- _Direction_
Print out every line, exactly as written.

+ + + + +

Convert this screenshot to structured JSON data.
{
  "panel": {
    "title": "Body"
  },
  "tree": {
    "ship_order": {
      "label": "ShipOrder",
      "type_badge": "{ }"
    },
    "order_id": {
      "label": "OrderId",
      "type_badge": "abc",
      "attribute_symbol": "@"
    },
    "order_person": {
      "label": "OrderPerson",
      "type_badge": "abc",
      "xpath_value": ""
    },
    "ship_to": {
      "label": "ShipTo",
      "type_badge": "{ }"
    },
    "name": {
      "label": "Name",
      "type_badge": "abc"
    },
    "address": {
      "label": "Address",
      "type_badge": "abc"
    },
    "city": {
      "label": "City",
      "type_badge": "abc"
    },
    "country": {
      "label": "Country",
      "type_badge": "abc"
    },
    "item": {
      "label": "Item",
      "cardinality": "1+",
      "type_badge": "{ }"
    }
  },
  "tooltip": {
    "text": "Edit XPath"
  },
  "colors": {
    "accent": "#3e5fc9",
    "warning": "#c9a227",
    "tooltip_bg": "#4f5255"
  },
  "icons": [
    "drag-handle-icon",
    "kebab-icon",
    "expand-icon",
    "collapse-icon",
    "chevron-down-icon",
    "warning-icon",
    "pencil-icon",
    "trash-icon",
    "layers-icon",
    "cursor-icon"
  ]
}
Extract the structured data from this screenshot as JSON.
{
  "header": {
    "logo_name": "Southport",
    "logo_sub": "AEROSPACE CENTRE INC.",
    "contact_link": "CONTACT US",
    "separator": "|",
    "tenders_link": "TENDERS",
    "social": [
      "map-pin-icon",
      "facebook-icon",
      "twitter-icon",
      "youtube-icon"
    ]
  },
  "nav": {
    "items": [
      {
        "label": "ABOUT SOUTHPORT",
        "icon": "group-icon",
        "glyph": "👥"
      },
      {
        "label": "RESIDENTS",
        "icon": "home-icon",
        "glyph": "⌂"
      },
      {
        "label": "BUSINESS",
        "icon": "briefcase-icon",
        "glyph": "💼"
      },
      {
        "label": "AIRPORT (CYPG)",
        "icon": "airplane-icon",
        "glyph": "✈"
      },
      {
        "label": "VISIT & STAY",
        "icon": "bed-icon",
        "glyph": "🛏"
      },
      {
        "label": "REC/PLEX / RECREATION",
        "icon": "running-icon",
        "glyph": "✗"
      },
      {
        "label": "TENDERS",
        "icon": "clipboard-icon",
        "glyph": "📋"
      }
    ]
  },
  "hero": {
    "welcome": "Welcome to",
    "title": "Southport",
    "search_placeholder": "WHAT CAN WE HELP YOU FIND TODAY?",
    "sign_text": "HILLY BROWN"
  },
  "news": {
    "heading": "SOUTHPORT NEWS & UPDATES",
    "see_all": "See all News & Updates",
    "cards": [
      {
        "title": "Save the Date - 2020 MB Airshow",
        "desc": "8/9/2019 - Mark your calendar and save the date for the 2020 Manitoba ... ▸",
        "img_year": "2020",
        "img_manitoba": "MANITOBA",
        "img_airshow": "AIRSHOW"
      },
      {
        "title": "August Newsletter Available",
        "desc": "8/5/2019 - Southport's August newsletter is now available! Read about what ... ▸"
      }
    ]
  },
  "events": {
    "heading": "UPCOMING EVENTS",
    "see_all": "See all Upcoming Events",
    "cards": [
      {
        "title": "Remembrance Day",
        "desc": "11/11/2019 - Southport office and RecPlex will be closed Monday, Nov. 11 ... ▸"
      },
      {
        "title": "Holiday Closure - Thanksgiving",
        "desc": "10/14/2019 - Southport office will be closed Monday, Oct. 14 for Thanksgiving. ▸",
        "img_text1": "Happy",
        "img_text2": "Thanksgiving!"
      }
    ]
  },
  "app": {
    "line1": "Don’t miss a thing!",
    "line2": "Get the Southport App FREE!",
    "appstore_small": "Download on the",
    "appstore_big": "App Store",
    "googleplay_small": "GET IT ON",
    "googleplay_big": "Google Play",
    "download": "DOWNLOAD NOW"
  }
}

+ + + + +

- _Task answer_
Convert this screenshot to structured JSON data.
{
  "panel": {
    "title": "Body"
  },
  "tree": {
    "ship_order": {
      "label": "ShipOrder",
      "type_badge": "{ }"
    },
    "order_id": {
      "label": "OrderId",
      "type_badge": "abc",
      "attribute_symbol": "@"
    },
    "order_person": {
      "label": "OrderPerson",
      "type_badge": "abc",
      "xpath_value": ""
    },
    "ship_to": {
      "label": "ShipTo",
      "type_badge": "{ }"
    },
    "name": {
      "label": "Name",
      "type_badge": "abc"
    },
    "address": {
      "label": "Address",
      "type_badge": "abc"
    },
    "city": {
      "label": "City",
      "type_badge": "abc"
    },
    "country": {
      "label": "Country",
      "type_badge": "abc"
    },
    "item": {
      "label": "Item",
      "cardinality": "1+",
      "type_badge": "{ }"
    }
  },
  "tooltip": {
    "text": "Edit XPath"
  },
  "colors": {
    "accent": "#3e5fc9",
    "warning": "#c9a227",
    "tooltip_bg": "#4f5255"
  },
  "icons": [
    "drag-handle-icon",
    "kebab-icon",
    "expand-icon",
    "collapse-icon",
    "chevron-down-icon",
    "warning-icon",
    "pencil-icon",
    "trash-icon",
    "layers-icon",
    "cursor-icon"
  ]
}
Extract the structured data from this screenshot as JSON.
{
  "header": {
    "logo_name": "Southport",
    "logo_sub": "AEROSPACE CENTRE INC.",
    "contact_link": "CONTACT US",
    "separator": "|",
    "tenders_link": "TENDERS",
    "social": [
      "map-pin-icon",
      "facebook-icon",
      "twitter-icon",
      "youtube-icon"
    ]
  },
  "nav": {
    "items": [
      {
        "label": "ABOUT SOUTHPORT",
        "icon": "group-icon",
        "glyph": "👥"
      },
      {
        "label": "RESIDENTS",
        "icon": "home-icon",
        "glyph": "⌂"
      },
      {
        "label": "BUSINESS",
        "icon": "briefcase-icon",
        "glyph": "💼"
      },
      {
        "label": "AIRPORT (CYPG)",
        "icon": "airplane-icon",
        "glyph": "✈"
      },
      {
        "label": "VISIT & STAY",
        "icon": "bed-icon",
        "glyph": "🛏"
      },
      {
        "label": "REC/PLEX / RECREATION",
        "icon": "running-icon",
        "glyph": "✗"
      },
      {
        "label": "TENDERS",
        "icon": "clipboard-icon",
        "glyph": "📋"
      }
    ]
  },
  "hero": {
    "welcome": "Welcome to",
    "title": "Southport",
    "search_placeholder": "WHAT CAN WE HELP YOU FIND TODAY?",
    "sign_text": "HILLY BROWN"
  },
  "news": {
    "heading": "SOUTHPORT NEWS & UPDATES",
    "see_all": "See all News & Updates",
    "cards": [
      {
        "title": "Save the Date - 2020 MB Airshow",
        "desc": "8/9/2019 - Mark your calendar and save the date for the 2020 Manitoba ... ▸",
        "img_year": "2020",
        "img_manitoba": "MANITOBA",
        "img_airshow": "AIRSHOW"
      },
      {
        "title": "August Newsletter Available",
        "desc": "8/5/2019 - Southport's August newsletter is now available! Read about what ... ▸"
      }
    ]
  },
  "events": {
    "heading": "UPCOMING EVENTS",
    "see_all": "See all Upcoming Events",
    "cards": [
      {
        "title": "Remembrance Day",
        "desc": "11/11/2019 - Southport office and RecPlex will be closed Monday, Nov. 11 ... ▸"
      },
      {
        "title": "Holiday Closure - Thanksgiving",
        "desc": "10/14/2019 - Southport office will be closed Monday, Oct. 14 for Thanksgiving. ▸",
        "img_text1": "Happy",
        "img_text2": "Thanksgiving!"
      }
    ]
  },
  "app": {
    "line1": "Don’t miss a thing!",
    "line2": "Get the Southport App FREE!",
    "appstore_small": "Download on the",
    "appstore_big": "App Store",
    "googleplay_small": "GET IT ON",
    "googleplay_big": "Google Play",
    "download": "DOWNLOAD NOW"
  }
}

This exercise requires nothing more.